## PROBLEM REQUIREMENTS:
Tally the lines holding the string "type" and reply with that number alone.

------ INFORMATION SHOWN

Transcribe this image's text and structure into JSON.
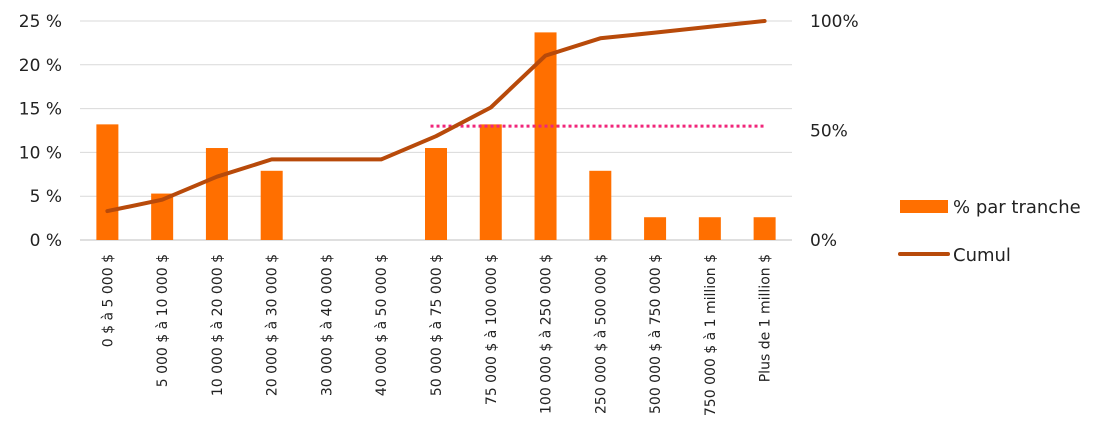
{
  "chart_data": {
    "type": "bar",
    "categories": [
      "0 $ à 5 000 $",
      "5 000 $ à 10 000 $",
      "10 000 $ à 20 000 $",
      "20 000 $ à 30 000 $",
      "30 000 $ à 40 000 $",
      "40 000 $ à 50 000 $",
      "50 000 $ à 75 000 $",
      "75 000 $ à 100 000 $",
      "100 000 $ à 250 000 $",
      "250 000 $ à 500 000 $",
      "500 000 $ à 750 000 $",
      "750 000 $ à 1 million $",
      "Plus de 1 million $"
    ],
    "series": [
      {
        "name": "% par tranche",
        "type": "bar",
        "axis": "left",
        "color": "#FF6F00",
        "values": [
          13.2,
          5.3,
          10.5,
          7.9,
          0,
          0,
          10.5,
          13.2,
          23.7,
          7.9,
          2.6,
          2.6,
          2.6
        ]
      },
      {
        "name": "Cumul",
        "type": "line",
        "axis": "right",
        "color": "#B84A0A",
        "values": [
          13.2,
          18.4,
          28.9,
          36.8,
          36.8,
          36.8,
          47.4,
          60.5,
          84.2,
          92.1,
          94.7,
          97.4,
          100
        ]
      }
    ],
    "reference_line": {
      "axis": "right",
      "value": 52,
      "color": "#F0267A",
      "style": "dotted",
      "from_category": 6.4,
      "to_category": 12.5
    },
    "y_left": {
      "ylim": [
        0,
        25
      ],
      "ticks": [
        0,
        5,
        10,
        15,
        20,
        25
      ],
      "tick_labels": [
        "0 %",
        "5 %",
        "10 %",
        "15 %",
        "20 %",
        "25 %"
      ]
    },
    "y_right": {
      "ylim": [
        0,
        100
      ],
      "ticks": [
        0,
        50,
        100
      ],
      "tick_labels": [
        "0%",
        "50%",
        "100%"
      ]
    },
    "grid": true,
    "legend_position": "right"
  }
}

------------
------ INFORMATION SHOWN

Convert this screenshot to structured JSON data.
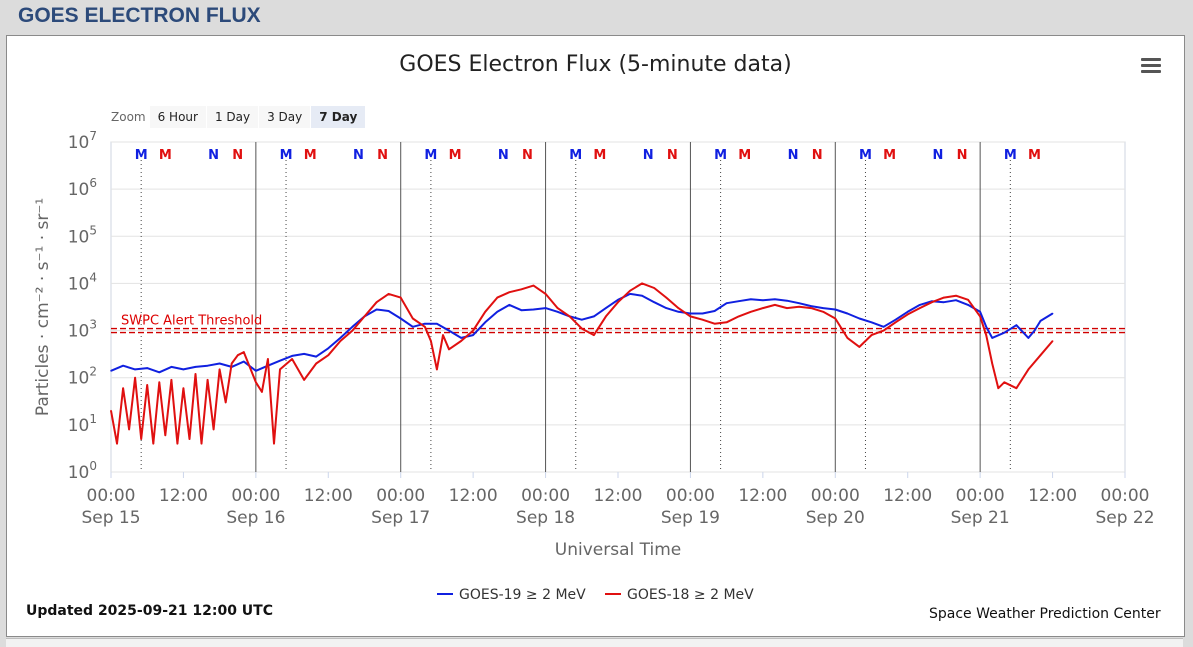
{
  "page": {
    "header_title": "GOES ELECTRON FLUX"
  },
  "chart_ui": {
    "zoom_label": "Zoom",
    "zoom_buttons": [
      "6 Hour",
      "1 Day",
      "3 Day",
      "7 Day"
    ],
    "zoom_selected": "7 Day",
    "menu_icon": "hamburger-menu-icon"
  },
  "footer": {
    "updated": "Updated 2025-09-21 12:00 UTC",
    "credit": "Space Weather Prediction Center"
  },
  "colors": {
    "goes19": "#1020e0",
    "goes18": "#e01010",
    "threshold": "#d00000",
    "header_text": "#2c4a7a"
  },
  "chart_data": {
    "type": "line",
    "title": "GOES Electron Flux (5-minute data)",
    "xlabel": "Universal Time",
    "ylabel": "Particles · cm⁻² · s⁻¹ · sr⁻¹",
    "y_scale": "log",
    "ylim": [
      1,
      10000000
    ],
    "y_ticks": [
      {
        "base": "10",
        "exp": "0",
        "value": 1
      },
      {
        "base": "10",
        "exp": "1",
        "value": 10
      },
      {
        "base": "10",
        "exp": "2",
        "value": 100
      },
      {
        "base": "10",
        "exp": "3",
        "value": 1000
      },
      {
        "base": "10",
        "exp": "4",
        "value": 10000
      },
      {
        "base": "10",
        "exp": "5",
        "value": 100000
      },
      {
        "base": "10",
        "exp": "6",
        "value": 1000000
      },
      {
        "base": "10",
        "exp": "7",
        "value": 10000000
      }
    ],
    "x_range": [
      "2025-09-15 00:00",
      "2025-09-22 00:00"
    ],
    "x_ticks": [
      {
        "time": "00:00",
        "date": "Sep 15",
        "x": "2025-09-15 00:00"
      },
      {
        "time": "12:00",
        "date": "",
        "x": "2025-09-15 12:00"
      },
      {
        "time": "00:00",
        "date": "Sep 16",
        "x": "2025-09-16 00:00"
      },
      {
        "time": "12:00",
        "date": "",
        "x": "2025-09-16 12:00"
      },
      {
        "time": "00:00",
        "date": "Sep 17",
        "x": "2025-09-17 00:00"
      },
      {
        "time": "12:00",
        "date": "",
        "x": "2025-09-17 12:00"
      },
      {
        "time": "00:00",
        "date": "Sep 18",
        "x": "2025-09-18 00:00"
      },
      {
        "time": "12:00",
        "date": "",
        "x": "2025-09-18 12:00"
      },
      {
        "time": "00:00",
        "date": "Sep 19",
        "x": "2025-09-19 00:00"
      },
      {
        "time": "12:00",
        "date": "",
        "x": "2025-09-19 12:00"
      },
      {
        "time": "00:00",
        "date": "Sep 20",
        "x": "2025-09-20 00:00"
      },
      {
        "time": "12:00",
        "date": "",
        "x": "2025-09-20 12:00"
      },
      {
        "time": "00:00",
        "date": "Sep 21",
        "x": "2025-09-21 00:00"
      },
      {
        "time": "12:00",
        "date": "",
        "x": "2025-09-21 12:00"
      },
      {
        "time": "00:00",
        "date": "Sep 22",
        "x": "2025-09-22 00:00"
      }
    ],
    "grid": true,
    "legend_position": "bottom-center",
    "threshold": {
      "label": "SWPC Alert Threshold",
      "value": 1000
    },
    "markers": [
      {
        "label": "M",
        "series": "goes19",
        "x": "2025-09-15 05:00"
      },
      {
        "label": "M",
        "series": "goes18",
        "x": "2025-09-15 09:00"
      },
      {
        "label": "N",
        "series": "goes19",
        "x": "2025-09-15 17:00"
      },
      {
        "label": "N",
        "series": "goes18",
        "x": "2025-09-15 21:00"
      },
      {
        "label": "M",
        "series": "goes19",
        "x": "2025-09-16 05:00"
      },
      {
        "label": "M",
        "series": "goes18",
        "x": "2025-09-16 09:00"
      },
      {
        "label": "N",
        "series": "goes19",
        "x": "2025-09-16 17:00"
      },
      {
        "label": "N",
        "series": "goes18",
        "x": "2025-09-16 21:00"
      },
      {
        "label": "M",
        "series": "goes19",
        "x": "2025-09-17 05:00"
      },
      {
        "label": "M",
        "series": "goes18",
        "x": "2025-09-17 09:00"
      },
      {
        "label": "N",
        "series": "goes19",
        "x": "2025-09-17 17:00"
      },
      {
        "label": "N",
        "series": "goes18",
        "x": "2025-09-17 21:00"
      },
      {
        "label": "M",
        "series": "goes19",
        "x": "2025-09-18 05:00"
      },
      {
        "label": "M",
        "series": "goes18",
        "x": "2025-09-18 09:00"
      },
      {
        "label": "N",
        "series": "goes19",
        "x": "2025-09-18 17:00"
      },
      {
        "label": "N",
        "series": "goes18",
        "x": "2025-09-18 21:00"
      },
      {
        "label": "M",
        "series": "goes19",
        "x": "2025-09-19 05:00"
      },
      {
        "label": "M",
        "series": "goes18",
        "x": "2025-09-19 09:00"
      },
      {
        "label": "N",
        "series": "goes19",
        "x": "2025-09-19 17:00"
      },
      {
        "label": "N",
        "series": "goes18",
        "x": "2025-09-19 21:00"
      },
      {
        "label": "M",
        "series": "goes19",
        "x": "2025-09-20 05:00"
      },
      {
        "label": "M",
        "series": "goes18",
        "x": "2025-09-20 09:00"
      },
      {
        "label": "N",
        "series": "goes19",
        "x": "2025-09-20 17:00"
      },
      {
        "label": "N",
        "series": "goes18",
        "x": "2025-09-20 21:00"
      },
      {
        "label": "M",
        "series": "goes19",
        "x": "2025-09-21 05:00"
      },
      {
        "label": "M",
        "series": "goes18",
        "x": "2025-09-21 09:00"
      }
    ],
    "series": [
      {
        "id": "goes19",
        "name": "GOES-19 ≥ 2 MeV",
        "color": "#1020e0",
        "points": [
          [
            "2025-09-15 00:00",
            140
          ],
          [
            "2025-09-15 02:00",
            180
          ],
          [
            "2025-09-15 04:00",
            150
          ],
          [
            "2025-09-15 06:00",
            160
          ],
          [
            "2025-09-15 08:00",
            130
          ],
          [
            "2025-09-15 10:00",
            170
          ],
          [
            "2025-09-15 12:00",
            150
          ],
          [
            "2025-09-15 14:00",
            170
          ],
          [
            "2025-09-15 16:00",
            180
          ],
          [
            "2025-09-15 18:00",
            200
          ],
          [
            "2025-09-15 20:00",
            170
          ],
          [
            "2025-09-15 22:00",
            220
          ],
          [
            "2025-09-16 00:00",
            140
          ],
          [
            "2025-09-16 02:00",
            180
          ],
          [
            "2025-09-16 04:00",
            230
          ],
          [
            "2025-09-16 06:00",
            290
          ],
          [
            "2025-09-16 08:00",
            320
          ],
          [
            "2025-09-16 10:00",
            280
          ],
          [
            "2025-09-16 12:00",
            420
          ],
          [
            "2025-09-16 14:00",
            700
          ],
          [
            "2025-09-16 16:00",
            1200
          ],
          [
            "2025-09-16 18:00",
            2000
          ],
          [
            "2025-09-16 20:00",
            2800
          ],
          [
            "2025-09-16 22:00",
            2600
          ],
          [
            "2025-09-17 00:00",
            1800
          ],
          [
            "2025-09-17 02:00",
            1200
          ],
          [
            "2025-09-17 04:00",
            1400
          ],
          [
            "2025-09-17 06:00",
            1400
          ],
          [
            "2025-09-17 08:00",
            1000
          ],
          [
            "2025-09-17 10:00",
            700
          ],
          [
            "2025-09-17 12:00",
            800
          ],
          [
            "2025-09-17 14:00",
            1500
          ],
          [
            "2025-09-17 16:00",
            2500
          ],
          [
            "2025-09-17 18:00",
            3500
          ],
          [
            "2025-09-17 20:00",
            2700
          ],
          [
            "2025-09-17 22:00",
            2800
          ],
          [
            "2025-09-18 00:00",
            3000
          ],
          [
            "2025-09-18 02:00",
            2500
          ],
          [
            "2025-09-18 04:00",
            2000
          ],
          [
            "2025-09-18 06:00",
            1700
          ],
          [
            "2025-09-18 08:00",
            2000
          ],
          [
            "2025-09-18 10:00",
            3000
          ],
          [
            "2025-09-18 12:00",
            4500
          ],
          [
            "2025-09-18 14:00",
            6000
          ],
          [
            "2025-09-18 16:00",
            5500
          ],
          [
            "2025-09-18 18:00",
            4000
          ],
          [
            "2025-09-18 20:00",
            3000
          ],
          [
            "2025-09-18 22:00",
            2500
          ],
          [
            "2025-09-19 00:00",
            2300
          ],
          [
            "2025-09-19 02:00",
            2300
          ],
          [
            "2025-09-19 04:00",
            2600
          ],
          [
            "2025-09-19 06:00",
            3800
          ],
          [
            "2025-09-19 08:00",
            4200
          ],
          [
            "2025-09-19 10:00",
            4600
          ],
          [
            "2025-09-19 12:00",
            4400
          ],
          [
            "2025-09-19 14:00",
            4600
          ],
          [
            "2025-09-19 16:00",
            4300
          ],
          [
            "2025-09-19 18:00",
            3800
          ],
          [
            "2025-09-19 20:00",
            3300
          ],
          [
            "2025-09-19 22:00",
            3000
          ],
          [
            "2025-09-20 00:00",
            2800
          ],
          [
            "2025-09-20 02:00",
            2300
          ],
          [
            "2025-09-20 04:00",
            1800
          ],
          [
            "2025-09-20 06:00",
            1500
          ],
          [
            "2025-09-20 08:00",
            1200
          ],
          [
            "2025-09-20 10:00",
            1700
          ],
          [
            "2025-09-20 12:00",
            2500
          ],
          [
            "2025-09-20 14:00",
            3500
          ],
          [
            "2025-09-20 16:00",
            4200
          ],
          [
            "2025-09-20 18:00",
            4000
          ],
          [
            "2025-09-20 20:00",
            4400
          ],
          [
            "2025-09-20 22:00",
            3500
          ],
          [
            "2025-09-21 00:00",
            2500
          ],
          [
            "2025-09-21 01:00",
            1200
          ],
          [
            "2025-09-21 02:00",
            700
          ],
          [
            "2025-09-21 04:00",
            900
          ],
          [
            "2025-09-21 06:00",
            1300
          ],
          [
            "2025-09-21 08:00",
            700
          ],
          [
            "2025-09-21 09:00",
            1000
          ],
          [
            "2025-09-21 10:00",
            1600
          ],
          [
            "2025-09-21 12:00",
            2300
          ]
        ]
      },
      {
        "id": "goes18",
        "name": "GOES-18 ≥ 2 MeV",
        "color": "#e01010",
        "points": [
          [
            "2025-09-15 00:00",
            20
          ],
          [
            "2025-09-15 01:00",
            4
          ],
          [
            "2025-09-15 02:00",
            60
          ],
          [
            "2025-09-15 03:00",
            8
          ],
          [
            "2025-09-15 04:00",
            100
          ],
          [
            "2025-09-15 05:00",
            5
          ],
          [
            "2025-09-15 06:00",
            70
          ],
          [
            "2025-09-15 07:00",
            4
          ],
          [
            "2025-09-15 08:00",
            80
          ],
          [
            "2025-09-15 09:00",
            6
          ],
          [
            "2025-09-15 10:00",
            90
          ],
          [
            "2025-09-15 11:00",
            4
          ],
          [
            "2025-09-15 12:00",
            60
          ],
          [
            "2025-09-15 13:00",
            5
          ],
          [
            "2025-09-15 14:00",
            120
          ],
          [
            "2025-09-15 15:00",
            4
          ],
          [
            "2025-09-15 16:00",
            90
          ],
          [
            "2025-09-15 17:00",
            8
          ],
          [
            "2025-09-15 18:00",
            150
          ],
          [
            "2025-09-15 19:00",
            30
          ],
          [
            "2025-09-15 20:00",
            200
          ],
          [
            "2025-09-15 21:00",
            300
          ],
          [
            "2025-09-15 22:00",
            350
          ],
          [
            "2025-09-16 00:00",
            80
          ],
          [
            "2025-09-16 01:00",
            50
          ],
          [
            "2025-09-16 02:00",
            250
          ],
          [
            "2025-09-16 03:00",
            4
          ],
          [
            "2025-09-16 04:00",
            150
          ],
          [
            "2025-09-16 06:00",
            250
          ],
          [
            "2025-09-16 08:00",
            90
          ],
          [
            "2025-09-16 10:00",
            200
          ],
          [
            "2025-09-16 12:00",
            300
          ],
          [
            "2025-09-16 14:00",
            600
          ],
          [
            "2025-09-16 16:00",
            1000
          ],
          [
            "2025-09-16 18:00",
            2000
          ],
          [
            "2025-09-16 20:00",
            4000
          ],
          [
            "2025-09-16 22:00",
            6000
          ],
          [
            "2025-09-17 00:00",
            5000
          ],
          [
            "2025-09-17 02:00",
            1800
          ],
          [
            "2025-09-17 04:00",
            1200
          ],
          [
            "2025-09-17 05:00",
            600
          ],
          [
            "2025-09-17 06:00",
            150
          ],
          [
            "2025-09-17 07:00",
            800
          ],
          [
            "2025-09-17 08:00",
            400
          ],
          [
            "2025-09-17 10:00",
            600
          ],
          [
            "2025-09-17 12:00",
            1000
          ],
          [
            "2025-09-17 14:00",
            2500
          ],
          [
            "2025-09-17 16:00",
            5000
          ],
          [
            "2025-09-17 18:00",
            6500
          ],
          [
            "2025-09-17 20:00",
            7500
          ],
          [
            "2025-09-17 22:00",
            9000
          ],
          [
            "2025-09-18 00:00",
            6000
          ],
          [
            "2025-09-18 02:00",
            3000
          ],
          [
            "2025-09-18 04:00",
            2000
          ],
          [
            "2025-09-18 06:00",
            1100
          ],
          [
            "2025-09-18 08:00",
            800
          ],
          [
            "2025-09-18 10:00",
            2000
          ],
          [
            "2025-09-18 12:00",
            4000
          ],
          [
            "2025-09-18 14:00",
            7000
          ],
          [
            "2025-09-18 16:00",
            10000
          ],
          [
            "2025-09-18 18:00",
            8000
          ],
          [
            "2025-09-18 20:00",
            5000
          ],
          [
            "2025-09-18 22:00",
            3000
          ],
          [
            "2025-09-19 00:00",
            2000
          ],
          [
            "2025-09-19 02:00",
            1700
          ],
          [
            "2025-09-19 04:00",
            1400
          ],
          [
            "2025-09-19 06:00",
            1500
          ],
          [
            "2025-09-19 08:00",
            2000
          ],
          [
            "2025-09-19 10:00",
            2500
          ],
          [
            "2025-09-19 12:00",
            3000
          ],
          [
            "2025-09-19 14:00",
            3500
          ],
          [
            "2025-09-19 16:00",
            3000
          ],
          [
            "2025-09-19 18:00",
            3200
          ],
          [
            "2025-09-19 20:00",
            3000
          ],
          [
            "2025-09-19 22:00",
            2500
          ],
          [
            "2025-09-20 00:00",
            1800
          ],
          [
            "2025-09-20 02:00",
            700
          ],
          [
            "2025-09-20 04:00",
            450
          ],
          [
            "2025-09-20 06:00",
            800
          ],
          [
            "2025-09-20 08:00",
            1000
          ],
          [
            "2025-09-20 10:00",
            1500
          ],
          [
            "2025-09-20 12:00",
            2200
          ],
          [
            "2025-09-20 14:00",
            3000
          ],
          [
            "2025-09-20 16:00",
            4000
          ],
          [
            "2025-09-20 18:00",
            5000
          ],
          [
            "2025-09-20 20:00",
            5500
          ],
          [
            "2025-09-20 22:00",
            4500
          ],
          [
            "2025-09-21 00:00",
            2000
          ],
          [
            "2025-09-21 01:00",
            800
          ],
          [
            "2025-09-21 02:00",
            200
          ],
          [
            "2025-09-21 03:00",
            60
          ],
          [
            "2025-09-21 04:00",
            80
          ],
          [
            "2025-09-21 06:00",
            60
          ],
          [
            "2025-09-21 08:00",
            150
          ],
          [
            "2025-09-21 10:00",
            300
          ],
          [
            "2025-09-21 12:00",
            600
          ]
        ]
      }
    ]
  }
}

------------

## WORKED SOLUTION:
4